**WRITTEN REQUEST**
Single out each line with the word "JSON" and copy it.

**DATASET EXTRACT**
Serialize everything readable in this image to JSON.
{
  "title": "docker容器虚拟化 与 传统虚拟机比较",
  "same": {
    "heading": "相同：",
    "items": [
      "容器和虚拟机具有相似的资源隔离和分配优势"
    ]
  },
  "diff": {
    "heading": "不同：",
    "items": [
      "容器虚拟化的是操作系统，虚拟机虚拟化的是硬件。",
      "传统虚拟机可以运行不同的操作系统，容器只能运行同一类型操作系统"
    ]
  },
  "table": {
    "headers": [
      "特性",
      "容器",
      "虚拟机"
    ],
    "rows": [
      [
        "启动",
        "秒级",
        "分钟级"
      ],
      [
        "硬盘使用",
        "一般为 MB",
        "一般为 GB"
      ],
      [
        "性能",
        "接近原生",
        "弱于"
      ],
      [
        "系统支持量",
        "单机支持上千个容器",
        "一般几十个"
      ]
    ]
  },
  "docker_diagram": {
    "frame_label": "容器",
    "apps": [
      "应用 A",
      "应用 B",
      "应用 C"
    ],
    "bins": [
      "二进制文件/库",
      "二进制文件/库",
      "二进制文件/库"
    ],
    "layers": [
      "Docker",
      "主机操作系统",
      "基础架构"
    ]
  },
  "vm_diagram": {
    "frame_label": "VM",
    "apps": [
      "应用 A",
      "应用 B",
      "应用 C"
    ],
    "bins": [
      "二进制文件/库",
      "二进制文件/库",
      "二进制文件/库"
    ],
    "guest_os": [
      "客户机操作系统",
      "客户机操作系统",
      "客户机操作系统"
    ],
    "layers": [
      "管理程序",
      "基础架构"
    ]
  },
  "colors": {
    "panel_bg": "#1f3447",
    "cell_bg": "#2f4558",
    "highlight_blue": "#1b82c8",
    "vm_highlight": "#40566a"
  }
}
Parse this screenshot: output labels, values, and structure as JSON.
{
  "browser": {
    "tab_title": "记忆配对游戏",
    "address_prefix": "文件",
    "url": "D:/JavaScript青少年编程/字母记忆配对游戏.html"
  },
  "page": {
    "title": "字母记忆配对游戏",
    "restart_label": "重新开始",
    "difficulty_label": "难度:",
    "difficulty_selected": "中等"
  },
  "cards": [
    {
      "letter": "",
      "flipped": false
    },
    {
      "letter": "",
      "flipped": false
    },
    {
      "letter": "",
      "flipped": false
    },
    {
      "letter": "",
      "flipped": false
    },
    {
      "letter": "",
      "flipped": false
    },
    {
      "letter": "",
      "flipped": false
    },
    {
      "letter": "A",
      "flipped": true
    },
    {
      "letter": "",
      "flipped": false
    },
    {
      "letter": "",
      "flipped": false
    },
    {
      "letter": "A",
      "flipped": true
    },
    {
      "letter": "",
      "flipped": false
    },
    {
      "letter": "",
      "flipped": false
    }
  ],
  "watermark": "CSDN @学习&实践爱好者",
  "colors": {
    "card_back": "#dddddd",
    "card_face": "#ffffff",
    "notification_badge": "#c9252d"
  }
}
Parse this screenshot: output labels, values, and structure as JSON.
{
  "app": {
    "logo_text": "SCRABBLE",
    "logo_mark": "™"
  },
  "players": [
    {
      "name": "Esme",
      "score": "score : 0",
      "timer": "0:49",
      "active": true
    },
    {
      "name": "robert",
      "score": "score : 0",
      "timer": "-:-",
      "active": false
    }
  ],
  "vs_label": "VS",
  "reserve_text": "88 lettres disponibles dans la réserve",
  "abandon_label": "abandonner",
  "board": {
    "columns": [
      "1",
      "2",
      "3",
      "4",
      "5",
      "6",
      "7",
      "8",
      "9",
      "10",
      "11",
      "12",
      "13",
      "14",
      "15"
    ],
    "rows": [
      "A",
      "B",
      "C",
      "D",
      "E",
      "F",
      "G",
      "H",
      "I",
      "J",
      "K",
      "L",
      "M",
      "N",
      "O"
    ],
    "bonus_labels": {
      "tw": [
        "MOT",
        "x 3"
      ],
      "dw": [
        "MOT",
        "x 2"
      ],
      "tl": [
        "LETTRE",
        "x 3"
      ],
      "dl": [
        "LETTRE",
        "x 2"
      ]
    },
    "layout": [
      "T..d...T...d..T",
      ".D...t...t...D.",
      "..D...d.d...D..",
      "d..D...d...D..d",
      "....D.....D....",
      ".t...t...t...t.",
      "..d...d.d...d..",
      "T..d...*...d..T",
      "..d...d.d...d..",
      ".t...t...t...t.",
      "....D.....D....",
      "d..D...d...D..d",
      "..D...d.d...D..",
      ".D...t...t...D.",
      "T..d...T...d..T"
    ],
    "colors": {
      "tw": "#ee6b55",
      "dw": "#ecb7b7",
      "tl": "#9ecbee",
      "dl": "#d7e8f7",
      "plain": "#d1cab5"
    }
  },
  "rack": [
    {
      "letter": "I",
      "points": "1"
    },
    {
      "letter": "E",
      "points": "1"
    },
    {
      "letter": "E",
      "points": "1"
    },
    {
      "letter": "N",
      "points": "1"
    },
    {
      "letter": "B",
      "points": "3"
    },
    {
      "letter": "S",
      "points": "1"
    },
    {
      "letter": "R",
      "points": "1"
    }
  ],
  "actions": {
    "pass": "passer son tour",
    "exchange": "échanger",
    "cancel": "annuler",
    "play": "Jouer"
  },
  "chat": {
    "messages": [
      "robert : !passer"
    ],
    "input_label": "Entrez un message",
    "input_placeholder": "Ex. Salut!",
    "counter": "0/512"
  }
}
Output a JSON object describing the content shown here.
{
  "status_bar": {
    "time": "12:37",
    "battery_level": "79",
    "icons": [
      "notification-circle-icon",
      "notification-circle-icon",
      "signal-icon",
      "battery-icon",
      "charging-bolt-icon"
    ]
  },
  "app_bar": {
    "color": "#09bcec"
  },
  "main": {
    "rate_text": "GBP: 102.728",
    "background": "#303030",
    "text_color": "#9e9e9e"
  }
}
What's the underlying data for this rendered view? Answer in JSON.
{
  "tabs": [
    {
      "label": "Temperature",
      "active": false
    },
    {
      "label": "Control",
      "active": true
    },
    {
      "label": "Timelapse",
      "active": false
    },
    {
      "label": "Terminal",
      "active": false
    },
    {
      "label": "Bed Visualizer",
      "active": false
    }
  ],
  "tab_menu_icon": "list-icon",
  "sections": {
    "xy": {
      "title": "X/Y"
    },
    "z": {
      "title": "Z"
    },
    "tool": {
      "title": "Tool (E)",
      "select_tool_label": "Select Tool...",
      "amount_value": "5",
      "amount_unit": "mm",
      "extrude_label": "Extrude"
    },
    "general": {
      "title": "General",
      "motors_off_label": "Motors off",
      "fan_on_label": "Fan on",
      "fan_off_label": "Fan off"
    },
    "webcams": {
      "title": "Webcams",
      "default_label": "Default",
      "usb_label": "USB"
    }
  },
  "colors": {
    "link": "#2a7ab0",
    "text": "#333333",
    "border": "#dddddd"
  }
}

**SOLUTION FOR THIS PROBLEM**
Serialize everything readable in this image to JSON.
Parse this screenshot: output labels, values, and structure as JSON.
Parse this screenshot: output labels, values, and structure as JSON.
Output a JSON object describing the content shown here.
What's the underlying data for this rendered view? Answer in JSON.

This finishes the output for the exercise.